**Exercise objective**
Reproduce the data exactly.

**Input rows**
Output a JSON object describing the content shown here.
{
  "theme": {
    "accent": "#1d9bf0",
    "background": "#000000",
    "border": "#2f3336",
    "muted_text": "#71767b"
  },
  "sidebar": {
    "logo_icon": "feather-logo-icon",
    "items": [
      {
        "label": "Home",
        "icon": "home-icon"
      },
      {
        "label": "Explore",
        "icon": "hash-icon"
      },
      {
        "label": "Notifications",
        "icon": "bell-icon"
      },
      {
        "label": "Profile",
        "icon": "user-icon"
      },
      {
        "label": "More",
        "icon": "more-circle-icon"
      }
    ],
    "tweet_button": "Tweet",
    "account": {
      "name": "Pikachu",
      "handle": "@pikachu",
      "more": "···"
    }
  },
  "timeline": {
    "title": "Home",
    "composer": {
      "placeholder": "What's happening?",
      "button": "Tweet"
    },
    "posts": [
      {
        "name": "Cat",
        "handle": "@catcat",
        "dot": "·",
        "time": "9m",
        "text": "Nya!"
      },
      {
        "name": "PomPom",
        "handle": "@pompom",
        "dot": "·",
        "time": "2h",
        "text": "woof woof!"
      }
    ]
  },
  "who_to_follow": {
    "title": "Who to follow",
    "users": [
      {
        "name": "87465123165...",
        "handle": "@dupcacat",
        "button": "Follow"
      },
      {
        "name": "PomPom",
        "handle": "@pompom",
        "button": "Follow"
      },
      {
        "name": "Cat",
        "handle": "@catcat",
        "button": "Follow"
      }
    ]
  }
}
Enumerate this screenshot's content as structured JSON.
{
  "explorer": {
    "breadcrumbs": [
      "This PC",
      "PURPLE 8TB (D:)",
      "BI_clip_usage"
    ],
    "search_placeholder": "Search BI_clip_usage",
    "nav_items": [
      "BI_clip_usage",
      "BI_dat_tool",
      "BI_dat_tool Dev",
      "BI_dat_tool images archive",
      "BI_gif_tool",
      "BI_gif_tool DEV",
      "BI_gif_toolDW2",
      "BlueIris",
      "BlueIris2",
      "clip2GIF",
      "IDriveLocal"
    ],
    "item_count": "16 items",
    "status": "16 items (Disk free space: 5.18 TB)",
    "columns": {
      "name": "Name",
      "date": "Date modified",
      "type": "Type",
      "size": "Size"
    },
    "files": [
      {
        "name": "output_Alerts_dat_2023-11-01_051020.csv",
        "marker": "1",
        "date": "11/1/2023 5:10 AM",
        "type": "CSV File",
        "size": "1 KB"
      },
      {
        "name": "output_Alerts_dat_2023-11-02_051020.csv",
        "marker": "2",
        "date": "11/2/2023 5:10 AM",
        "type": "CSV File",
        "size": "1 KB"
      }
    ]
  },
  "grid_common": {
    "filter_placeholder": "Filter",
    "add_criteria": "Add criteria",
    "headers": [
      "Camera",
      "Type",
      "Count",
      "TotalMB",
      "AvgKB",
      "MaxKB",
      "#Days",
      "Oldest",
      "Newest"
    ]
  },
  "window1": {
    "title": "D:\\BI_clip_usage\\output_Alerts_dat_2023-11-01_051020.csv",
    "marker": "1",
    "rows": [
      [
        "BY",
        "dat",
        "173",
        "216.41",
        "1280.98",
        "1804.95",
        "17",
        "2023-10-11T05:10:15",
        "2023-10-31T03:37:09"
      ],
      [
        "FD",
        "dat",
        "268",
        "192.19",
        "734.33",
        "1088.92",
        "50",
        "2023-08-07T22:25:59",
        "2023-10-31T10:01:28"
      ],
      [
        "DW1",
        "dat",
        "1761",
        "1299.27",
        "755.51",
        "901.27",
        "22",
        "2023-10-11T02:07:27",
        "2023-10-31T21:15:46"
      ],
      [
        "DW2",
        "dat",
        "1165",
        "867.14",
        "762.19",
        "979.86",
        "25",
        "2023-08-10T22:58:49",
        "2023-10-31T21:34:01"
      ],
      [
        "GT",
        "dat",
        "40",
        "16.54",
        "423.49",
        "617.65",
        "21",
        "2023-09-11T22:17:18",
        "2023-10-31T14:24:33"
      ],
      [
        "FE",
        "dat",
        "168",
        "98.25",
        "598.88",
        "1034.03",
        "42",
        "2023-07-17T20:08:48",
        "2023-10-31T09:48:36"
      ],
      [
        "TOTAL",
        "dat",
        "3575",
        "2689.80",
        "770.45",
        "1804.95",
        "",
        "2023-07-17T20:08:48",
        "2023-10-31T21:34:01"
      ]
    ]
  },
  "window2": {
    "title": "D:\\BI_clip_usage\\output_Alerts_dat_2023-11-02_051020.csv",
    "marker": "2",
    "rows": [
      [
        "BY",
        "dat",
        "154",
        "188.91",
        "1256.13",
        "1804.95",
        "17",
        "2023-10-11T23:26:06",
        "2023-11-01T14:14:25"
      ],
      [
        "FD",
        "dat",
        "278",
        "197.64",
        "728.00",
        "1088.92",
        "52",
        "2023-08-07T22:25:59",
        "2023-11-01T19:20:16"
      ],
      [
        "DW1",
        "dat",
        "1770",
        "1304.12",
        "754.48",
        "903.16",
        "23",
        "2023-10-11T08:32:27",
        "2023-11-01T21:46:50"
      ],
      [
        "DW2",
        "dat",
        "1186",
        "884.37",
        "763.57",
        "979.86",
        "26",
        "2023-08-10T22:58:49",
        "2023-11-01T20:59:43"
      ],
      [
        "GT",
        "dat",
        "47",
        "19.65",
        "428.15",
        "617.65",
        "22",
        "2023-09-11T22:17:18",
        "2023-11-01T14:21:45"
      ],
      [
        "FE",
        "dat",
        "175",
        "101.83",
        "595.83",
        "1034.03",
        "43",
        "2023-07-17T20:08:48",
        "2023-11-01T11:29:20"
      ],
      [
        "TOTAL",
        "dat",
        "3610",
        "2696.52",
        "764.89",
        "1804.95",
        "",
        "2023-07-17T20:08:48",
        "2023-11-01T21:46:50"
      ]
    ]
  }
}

**Result of the task**
Output a JSON object describing the content shown here.
{
  "theme": {
    "accent": "#1d9bf0",
    "background": "#000000",
    "border": "#2f3336",
    "muted_text": "#71767b"
  },
  "sidebar": {
    "logo_icon": "feather-logo-icon",
    "items": [
      {
        "label": "Home",
        "icon": "home-icon"
      },
      {
        "label": "Explore",
        "icon": "hash-icon"
      },
      {
        "label": "Notifications",
        "icon": "bell-icon"
      },
      {
        "label": "Profile",
        "icon": "user-icon"
      },
      {
        "label": "More",
        "icon": "more-circle-icon"
      }
    ],
    "tweet_button": "Tweet",
    "account": {
      "name": "Pikachu",
      "handle": "@pikachu",
      "more": "···"
    }
  },
  "timeline": {
    "title": "Home",
    "composer": {
      "placeholder": "What's happening?",
      "button": "Tweet"
    },
    "posts": [
      {
        "name": "Cat",
        "handle": "@catcat",
        "dot": "·",
        "time": "9m",
        "text": "Nya!"
      },
      {
        "name": "PomPom",
        "handle": "@pompom",
        "dot": "·",
        "time": "2h",
        "text": "woof woof!"
      }
    ]
  },
  "who_to_follow": {
    "title": "Who to follow",
    "users": [
      {
        "name": "87465123165...",
        "handle": "@dupcacat",
        "button": "Follow"
      },
      {
        "name": "PomPom",
        "handle": "@pompom",
        "button": "Follow"
      },
      {
        "name": "Cat",
        "handle": "@catcat",
        "button": "Follow"
      }
    ]
  }
}
Enumerate this screenshot's content as structured JSON.
{
  "explorer": {
    "breadcrumbs": [
      "This PC",
      "PURPLE 8TB (D:)",
      "BI_clip_usage"
    ],
    "search_placeholder": "Search BI_clip_usage",
    "nav_items": [
      "BI_clip_usage",
      "BI_dat_tool",
      "BI_dat_tool Dev",
      "BI_dat_tool images archive",
      "BI_gif_tool",
      "BI_gif_tool DEV",
      "BI_gif_toolDW2",
      "BlueIris",
      "BlueIris2",
      "clip2GIF",
      "IDriveLocal"
    ],
    "item_count": "16 items",
    "status": "16 items (Disk free space: 5.18 TB)",
    "columns": {
      "name": "Name",
      "date": "Date modified",
      "type": "Type",
      "size": "Size"
    },
    "files": [
      {
        "name": "output_Alerts_dat_2023-11-01_051020.csv",
        "marker": "1",
        "date": "11/1/2023 5:10 AM",
        "type": "CSV File",
        "size": "1 KB"
      },
      {
        "name": "output_Alerts_dat_2023-11-02_051020.csv",
        "marker": "2",
        "date": "11/2/2023 5:10 AM",
        "type": "CSV File",
        "size": "1 KB"
      }
    ]
  },
  "grid_common": {
    "filter_placeholder": "Filter",
    "add_criteria": "Add criteria",
    "headers": [
      "Camera",
      "Type",
      "Count",
      "TotalMB",
      "AvgKB",
      "MaxKB",
      "#Days",
      "Oldest",
      "Newest"
    ]
  },
  "window1": {
    "title": "D:\\BI_clip_usage\\output_Alerts_dat_2023-11-01_051020.csv",
    "marker": "1",
    "rows": [
      [
        "BY",
        "dat",
        "173",
        "216.41",
        "1280.98",
        "1804.95",
        "17",
        "2023-10-11T05:10:15",
        "2023-10-31T03:37:09"
      ],
      [
        "FD",
        "dat",
        "268",
        "192.19",
        "734.33",
        "1088.92",
        "50",
        "2023-08-07T22:25:59",
        "2023-10-31T10:01:28"
      ],
      [
        "DW1",
        "dat",
        "1761",
        "1299.27",
        "755.51",
        "901.27",
        "22",
        "2023-10-11T02:07:27",
        "2023-10-31T21:15:46"
      ],
      [
        "DW2",
        "dat",
        "1165",
        "867.14",
        "762.19",
        "979.86",
        "25",
        "2023-08-10T22:58:49",
        "2023-10-31T21:34:01"
      ],
      [
        "GT",
        "dat",
        "40",
        "16.54",
        "423.49",
        "617.65",
        "21",
        "2023-09-11T22:17:18",
        "2023-10-31T14:24:33"
      ],
      [
        "FE",
        "dat",
        "168",
        "98.25",
        "598.88",
        "1034.03",
        "42",
        "2023-07-17T20:08:48",
        "2023-10-31T09:48:36"
      ],
      [
        "TOTAL",
        "dat",
        "3575",
        "2689.80",
        "770.45",
        "1804.95",
        "",
        "2023-07-17T20:08:48",
        "2023-10-31T21:34:01"
      ]
    ]
  },
  "window2": {
    "title": "D:\\BI_clip_usage\\output_Alerts_dat_2023-11-02_051020.csv",
    "marker": "2",
    "rows": [
      [
        "BY",
        "dat",
        "154",
        "188.91",
        "1256.13",
        "1804.95",
        "17",
        "2023-10-11T23:26:06",
        "2023-11-01T14:14:25"
      ],
      [
        "FD",
        "dat",
        "278",
        "197.64",
        "728.00",
        "1088.92",
        "52",
        "2023-08-07T22:25:59",
        "2023-11-01T19:20:16"
      ],
      [
        "DW1",
        "dat",
        "1770",
        "1304.12",
        "754.48",
        "903.16",
        "23",
        "2023-10-11T08:32:27",
        "2023-11-01T21:46:50"
      ],
      [
        "DW2",
        "dat",
        "1186",
        "884.37",
        "763.57",
        "979.86",
        "26",
        "2023-08-10T22:58:49",
        "2023-11-01T20:59:43"
      ],
      [
        "GT",
        "dat",
        "47",
        "19.65",
        "428.15",
        "617.65",
        "22",
        "2023-09-11T22:17:18",
        "2023-11-01T14:21:45"
      ],
      [
        "FE",
        "dat",
        "175",
        "101.83",
        "595.83",
        "1034.03",
        "43",
        "2023-07-17T20:08:48",
        "2023-11-01T11:29:20"
      ],
      [
        "TOTAL",
        "dat",
        "3610",
        "2696.52",
        "764.89",
        "1804.95",
        "",
        "2023-07-17T20:08:48",
        "2023-11-01T21:46:50"
      ]
    ]
  }
}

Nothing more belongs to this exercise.